### Tasks to perform
1. List every disorder that the passage on epileptic encephalopathies of early childhood names as belonging to the epileptic encephalopathy group.
2. Continue the passage on epileptic encephalopathies of early childhood, picking up right after its final sentence.

### Provided passage
Epileptic Encephalopathies of Early Childhood


Anju Seth
S. Aneja
V. Taluja

From the Department of Pediatrics, Lady Hardinge Medical College and Associated Kalawati Saran Children’s Hospital, New Delhi 110 001, India.
Correspondence to: Dr. Anju Seth, 601 Parivar Apartments, Patparganj, Delhi 110 092, India.

Manuscript received: November 24, 1999;
Initial review completed: January 6, 2000;
Revision accepted: September 22, 2000.

The term ‘Epileptic Encephalopathy’ (EE) refers to a heterogenous group of conditions in which even in absence of progressive metabolic and/or structural brain abnormali-ties, the extremely abnormal brain electrical activity may not only be the cause of seizures, but also interfere with cognitive functions, leading to an arrest or regression in intelligence/behavior(1). The disorders sharing these characteristics, and thus included in this group are, early myoclonic encephalopathy (EME), early infantile epileptic encephalo-pathy (EIEE), West Syndrome (WS), Lennox Gastaut Syndrome (LGS), severe myoclonic epilepsy in infancy (SMEI) and certain myo-clonic or myoclonic astatic epilepsies(1,2). The clinical and electroencephalographical features of these conditions may overlap. Also, some of these disorders may with age, evolve into another. The evolution of EIEE into WS and further into LGS is well discribed(3). Thus, EE of children pose difficult problems of diagnosis and prognosis due to the polymorphism of their electroclinical and evolutive pattern.

The present work was undertaken to study the etiology and the clinical spectrum of patients with epileptic encephalopathies, to classify them under various epileptic syn-dromes and, to assess their neurodevelop-mental status and response to antiepileptic drug therapy.

 Subject and Methods

The present study was conducted over a period of 1 year from July 1997 to June 1998. The subjects of the study were selected from the Epilepsy Clinic of the Pediatrics depart-ment. Children who had recurrent, difficult to control seizures associated with arrest or regression of development in absence of a progressive brain pathology were considered to be suffering from EE. All such children with onset of seizures under 3 years of age were included in the study.

These patients were evaluated by a detailed history with special reference to antenatal, natal and postnatal events, the age at onset of seizures and the type and evolution of seizures. A detailed neurodevelopmental assessment was carried out in all children at presentation and during the follow up visits at 3 monthly intervals. An EEG and CT/MRI scan was done at presentation and repeated later if indicated. Investigations for inborn errors of metabolism were done where indicated by performing blood gas analysis, serum ammonia, serum and CSF lactate, urinary amino acidogram, muscle and skin biopsy, etc.

### Available data
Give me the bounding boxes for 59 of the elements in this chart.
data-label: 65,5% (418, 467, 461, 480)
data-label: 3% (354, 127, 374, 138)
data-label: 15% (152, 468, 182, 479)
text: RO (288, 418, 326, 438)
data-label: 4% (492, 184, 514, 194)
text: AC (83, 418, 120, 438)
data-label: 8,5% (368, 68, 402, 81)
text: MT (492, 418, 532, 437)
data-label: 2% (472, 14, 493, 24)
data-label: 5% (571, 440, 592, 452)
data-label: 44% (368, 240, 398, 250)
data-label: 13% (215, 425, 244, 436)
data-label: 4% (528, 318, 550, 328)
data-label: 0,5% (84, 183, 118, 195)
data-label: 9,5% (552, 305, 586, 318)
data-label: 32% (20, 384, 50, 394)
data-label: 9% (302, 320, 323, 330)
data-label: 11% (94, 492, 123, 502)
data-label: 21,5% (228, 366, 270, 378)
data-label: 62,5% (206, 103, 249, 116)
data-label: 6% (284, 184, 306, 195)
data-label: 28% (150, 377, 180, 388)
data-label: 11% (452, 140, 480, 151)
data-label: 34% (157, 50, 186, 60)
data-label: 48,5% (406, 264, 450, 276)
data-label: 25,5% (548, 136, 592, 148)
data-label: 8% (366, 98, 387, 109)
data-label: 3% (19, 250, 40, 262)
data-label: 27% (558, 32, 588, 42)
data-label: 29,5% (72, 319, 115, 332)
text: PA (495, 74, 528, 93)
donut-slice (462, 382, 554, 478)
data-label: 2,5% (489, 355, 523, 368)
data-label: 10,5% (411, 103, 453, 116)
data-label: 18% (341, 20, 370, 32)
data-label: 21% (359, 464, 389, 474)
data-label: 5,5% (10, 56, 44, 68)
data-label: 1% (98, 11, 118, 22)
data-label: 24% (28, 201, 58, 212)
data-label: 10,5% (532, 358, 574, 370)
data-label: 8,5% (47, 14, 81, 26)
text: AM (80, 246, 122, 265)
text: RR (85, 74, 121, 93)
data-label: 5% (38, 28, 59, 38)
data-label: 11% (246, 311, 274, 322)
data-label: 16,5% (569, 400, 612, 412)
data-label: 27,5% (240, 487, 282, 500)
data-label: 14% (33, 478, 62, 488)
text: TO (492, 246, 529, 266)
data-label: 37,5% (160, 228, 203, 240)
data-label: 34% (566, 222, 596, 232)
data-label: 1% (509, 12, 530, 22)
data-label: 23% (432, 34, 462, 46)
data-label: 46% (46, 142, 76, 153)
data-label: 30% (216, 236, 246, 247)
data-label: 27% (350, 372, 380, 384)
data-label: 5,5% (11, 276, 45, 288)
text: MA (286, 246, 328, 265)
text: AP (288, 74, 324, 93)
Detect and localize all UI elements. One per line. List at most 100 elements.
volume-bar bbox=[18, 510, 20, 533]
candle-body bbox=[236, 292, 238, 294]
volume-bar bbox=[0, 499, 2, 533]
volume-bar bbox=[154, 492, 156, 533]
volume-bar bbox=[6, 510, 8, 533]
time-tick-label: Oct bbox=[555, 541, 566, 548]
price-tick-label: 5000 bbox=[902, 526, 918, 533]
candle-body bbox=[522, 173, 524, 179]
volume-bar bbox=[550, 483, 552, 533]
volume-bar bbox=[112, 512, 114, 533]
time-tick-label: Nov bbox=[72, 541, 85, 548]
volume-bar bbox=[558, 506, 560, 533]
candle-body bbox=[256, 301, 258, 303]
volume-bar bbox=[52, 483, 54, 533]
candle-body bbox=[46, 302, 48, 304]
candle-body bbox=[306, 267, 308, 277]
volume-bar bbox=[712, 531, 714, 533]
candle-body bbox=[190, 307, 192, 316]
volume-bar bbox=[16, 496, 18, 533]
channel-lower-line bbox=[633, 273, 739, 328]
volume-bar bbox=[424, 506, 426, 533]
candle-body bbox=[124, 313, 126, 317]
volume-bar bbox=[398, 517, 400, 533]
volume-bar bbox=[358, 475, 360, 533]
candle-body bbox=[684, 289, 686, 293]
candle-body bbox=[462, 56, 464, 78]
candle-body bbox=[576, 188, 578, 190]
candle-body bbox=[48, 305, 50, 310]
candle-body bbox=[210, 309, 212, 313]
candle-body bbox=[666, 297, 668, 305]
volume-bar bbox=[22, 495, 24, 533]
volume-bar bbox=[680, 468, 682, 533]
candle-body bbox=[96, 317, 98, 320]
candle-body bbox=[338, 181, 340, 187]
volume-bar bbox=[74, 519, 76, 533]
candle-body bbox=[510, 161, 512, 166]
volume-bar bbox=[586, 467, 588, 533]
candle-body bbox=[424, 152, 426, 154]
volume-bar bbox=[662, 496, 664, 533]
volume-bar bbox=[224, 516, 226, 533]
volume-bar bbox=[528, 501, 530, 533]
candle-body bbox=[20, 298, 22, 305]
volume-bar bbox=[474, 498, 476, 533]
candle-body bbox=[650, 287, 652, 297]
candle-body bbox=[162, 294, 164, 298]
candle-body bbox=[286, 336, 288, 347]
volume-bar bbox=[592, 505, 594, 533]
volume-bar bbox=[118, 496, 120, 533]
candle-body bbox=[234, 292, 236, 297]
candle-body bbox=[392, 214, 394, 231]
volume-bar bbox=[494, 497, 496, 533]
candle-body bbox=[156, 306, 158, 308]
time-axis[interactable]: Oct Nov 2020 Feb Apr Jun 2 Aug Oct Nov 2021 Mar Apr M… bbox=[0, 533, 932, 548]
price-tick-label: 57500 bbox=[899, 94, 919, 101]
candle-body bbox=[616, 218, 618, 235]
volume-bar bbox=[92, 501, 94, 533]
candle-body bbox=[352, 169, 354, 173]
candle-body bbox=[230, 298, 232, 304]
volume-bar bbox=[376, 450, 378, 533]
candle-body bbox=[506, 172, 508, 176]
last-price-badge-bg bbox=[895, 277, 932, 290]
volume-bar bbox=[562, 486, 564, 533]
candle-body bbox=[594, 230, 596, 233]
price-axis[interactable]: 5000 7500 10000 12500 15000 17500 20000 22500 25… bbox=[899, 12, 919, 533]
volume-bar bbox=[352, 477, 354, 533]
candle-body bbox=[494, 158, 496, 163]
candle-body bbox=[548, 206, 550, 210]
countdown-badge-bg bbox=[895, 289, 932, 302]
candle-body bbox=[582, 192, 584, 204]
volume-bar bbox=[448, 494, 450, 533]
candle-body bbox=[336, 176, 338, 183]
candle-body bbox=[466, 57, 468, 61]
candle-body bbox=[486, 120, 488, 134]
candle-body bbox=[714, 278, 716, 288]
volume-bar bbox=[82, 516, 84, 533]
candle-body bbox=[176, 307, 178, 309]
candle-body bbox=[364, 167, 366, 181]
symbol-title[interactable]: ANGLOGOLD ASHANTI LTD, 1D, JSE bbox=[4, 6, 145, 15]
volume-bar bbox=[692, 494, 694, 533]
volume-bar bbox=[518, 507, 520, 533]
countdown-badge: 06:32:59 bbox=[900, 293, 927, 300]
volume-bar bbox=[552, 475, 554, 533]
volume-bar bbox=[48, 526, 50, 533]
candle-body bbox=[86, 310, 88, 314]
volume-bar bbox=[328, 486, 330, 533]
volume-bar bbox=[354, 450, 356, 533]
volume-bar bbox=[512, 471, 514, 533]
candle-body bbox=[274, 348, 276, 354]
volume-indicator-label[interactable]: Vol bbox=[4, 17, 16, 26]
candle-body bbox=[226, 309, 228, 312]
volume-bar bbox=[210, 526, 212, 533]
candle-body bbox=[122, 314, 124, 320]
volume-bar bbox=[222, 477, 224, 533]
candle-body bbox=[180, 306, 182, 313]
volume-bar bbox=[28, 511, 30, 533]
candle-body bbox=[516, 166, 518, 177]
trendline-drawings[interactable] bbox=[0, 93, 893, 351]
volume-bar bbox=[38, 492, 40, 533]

### Results for the exercise
1.
- Early myoclonic encephalopathy (EME)
- Early infantile epileptic encephalopathy (EIEE)
- West Syndrome (WS)
- Lennox Gastaut Syndrome (LGS)
- Severe myoclonic epilepsy in infancy (SMEI)
- Certain myoclonic or myoclonic astatic epilepsies

2.
On the basis of the clinical profile, EEG and neuroimaging, the patients were categorized under various epileptic syndromes as per the International League Against Epilepsy (ILAE) classification(4). Patients diagnosed as cryptogenic WS were given a course of prednisolone/ACTH. Patients who did not respond, or had seizure recurrence on cessation of therapy, received sodium valproate or benzodiazepines. Patients in other diagnostic categories were initially given either sodium valproate or benzodiazepines. Vigabatrin was used in selected cases of refractory WS. Response to drug therapy was assessed in patients with a minimum follow up of 6 months and graded by noting the reduction in seizure frequency.

 Results

Over the 1 year study period, 37 children, 28 males and 9 females, satisfying the inclusion criteria, were enrolled in the study. Of these, seventeen patients (45.9%) had onset of seizures within 3 months of age (Group A), and the remaining twenty (54.1%), after 3 months (Group B). Infantile spasms were the presenting feature in twenty cases. The remaining seventeen patients had myoclonic seizures alone, or in combination with other seizure types (Table I). In thirteeen (35.1%) cases no definite underlying etiology could be established. Birth asphyxia and central nervous system infections accounted for a majority of cases with known etiology. In some patients, more than one implicating factors were present (Table I).

Table I - Clinical Profile of the Patients (n=37).

Etiology Number (%)
Birth asphyxia 12 (32.4)
Meningitis/encephalitis 11 (29.7)
Structural malformations 4 (10.8)
Prematurity with hypoglycemia 3 (8.1)
Hyperbilirubenemia 1 (2.7)
Not known 13 (35.1)
Types of Seizures
Infantile spasms 20 (54.1)
Myoclonic 17 (45.9)
Generalized tonic clonic seizures 7 (18.9)
Partial 5 (13.5)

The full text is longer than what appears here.